• **PROBLEM REQUIREMENTS**: Repeat the records below exactly, leaving out every picture.

(Data entries)

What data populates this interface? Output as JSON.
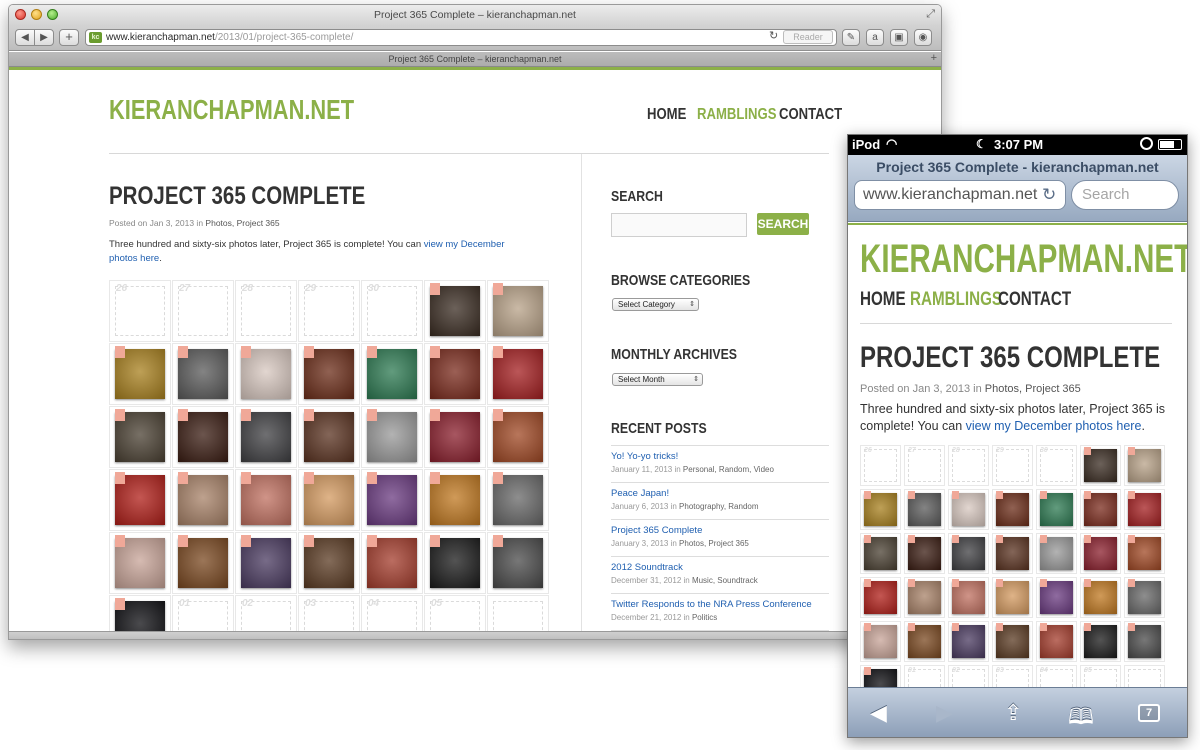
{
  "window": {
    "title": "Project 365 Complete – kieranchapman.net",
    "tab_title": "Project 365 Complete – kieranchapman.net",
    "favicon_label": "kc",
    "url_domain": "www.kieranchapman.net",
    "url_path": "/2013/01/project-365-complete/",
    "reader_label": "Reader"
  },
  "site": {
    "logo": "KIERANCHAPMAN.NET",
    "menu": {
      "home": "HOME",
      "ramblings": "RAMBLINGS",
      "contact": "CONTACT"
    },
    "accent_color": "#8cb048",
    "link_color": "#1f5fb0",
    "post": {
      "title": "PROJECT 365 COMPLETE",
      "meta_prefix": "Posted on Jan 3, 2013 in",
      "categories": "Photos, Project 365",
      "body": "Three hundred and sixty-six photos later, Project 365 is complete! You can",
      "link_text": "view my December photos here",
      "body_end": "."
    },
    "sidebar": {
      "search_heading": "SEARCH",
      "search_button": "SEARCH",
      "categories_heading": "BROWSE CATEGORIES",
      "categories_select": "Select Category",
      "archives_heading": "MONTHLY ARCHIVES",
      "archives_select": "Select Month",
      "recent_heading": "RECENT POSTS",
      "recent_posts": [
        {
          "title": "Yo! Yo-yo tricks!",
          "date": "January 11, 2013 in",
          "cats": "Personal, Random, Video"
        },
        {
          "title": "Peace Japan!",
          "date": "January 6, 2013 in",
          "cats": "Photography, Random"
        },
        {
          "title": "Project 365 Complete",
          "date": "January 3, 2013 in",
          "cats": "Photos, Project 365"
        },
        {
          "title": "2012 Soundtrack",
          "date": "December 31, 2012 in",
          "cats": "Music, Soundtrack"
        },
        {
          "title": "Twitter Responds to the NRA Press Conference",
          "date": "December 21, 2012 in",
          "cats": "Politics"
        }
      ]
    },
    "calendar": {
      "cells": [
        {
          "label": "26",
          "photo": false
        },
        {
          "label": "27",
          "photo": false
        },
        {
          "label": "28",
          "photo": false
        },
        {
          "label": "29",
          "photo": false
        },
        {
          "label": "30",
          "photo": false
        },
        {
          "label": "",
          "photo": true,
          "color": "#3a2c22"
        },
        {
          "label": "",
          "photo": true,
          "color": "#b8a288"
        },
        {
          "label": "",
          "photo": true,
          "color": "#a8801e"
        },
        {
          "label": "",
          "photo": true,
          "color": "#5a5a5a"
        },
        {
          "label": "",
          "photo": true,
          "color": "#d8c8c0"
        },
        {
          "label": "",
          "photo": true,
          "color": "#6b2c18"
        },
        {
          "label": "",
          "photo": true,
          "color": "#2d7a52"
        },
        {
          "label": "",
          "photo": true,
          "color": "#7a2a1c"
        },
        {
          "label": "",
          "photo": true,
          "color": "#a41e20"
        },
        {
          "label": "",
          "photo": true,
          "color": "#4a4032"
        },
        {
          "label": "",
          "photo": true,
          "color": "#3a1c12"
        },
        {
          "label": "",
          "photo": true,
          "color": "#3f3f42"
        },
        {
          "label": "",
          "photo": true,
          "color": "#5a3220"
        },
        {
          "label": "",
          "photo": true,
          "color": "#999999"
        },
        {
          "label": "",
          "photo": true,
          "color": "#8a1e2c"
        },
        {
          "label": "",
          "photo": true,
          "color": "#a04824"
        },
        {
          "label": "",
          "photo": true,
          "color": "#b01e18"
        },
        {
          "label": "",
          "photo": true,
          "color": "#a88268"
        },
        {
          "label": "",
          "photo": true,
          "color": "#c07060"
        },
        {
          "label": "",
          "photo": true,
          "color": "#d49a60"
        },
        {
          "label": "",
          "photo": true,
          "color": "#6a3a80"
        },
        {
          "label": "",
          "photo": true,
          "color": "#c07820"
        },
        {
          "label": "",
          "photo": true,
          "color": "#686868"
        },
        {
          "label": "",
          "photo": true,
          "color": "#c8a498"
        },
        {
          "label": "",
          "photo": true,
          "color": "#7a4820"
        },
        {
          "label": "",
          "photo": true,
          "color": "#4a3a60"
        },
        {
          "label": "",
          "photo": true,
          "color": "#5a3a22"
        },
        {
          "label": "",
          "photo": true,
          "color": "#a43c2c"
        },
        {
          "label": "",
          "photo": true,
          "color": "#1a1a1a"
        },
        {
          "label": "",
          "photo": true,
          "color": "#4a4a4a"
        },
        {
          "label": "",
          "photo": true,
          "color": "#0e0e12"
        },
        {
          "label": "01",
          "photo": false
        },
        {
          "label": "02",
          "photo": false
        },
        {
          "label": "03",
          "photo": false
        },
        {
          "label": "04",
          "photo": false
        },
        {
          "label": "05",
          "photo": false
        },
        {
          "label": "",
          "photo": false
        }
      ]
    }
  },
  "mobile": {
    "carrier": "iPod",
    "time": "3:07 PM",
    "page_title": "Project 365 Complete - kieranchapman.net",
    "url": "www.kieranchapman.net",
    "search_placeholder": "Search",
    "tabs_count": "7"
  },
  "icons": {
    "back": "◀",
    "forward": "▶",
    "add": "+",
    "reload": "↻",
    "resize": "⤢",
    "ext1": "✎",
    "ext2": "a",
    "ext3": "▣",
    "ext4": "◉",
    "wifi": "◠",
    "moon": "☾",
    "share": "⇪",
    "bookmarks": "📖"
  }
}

• **SOLUTION FOR THIS PROBLEM**:
What data populates this interface? Output as JSON.
{
  "window": {
    "title": "Project 365 Complete – kieranchapman.net",
    "tab_title": "Project 365 Complete – kieranchapman.net",
    "favicon_label": "kc",
    "url_domain": "www.kieranchapman.net",
    "url_path": "/2013/01/project-365-complete/",
    "reader_label": "Reader"
  },
  "site": {
    "logo": "KIERANCHAPMAN.NET",
    "menu": {
      "home": "HOME",
      "ramblings": "RAMBLINGS",
      "contact": "CONTACT"
    },
    "accent_color": "#8cb048",
    "link_color": "#1f5fb0",
    "post": {
      "title": "PROJECT 365 COMPLETE",
      "meta_prefix": "Posted on Jan 3, 2013 in",
      "categories": "Photos, Project 365",
      "body": "Three hundred and sixty-six photos later, Project 365 is complete! You can",
      "link_text": "view my December photos here",
      "body_end": "."
    },
    "sidebar": {
      "search_heading": "SEARCH",
      "search_button": "SEARCH",
      "categories_heading": "BROWSE CATEGORIES",
      "categories_select": "Select Category",
      "archives_heading": "MONTHLY ARCHIVES",
      "archives_select": "Select Month",
      "recent_heading": "RECENT POSTS",
      "recent_posts": [
        {
          "title": "Yo! Yo-yo tricks!",
          "date": "January 11, 2013 in",
          "cats": "Personal, Random, Video"
        },
        {
          "title": "Peace Japan!",
          "date": "January 6, 2013 in",
          "cats": "Photography, Random"
        },
        {
          "title": "Project 365 Complete",
          "date": "January 3, 2013 in",
          "cats": "Photos, Project 365"
        },
        {
          "title": "2012 Soundtrack",
          "date": "December 31, 2012 in",
          "cats": "Music, Soundtrack"
        },
        {
          "title": "Twitter Responds to the NRA Press Conference",
          "date": "December 21, 2012 in",
          "cats": "Politics"
        }
      ]
    },
    "calendar": {
      "cells": [
        {
          "label": "26",
          "photo": false
        },
        {
          "label": "27",
          "photo": false
        },
        {
          "label": "28",
          "photo": false
        },
        {
          "label": "29",
          "photo": false
        },
        {
          "label": "30",
          "photo": false
        },
        {
          "label": "",
          "photo": true,
          "color": "#3a2c22"
        },
        {
          "label": "",
          "photo": true,
          "color": "#b8a288"
        },
        {
          "label": "",
          "photo": true,
          "color": "#a8801e"
        },
        {
          "label": "",
          "photo": true,
          "color": "#5a5a5a"
        },
        {
          "label": "",
          "photo": true,
          "color": "#d8c8c0"
        },
        {
          "label": "",
          "photo": true,
          "color": "#6b2c18"
        },
        {
          "label": "",
          "photo": true,
          "color": "#2d7a52"
        },
        {
          "label": "",
          "photo": true,
          "color": "#7a2a1c"
        },
        {
          "label": "",
          "photo": true,
          "color": "#a41e20"
        },
        {
          "label": "",
          "photo": true,
          "color": "#4a4032"
        },
        {
          "label": "",
          "photo": true,
          "color": "#3a1c12"
        },
        {
          "label": "",
          "photo": true,
          "color": "#3f3f42"
        },
        {
          "label": "",
          "photo": true,
          "color": "#5a3220"
        },
        {
          "label": "",
          "photo": true,
          "color": "#999999"
        },
        {
          "label": "",
          "photo": true,
          "color": "#8a1e2c"
        },
        {
          "label": "",
          "photo": true,
          "color": "#a04824"
        },
        {
          "label": "",
          "photo": true,
          "color": "#b01e18"
        },
        {
          "label": "",
          "photo": true,
          "color": "#a88268"
        },
        {
          "label": "",
          "photo": true,
          "color": "#c07060"
        },
        {
          "label": "",
          "photo": true,
          "color": "#d49a60"
        },
        {
          "label": "",
          "photo": true,
          "color": "#6a3a80"
        },
        {
          "label": "",
          "photo": true,
          "color": "#c07820"
        },
        {
          "label": "",
          "photo": true,
          "color": "#686868"
        },
        {
          "label": "",
          "photo": true,
          "color": "#c8a498"
        },
        {
          "label": "",
          "photo": true,
          "color": "#7a4820"
        },
        {
          "label": "",
          "photo": true,
          "color": "#4a3a60"
        },
        {
          "label": "",
          "photo": true,
          "color": "#5a3a22"
        },
        {
          "label": "",
          "photo": true,
          "color": "#a43c2c"
        },
        {
          "label": "",
          "photo": true,
          "color": "#1a1a1a"
        },
        {
          "label": "",
          "photo": true,
          "color": "#4a4a4a"
        },
        {
          "label": "",
          "photo": true,
          "color": "#0e0e12"
        },
        {
          "label": "01",
          "photo": false
        },
        {
          "label": "02",
          "photo": false
        },
        {
          "label": "03",
          "photo": false
        },
        {
          "label": "04",
          "photo": false
        },
        {
          "label": "05",
          "photo": false
        },
        {
          "label": "",
          "photo": false
        }
      ]
    }
  },
  "mobile": {
    "carrier": "iPod",
    "time": "3:07 PM",
    "page_title": "Project 365 Complete - kieranchapman.net",
    "url": "www.kieranchapman.net",
    "search_placeholder": "Search",
    "tabs_count": "7"
  },
  "icons": {
    "back": "◀",
    "forward": "▶",
    "add": "+",
    "reload": "↻",
    "resize": "⤢",
    "ext1": "✎",
    "ext2": "a",
    "ext3": "▣",
    "ext4": "◉",
    "wifi": "◠",
    "moon": "☾",
    "share": "⇪",
    "bookmarks": "📖"
  }
}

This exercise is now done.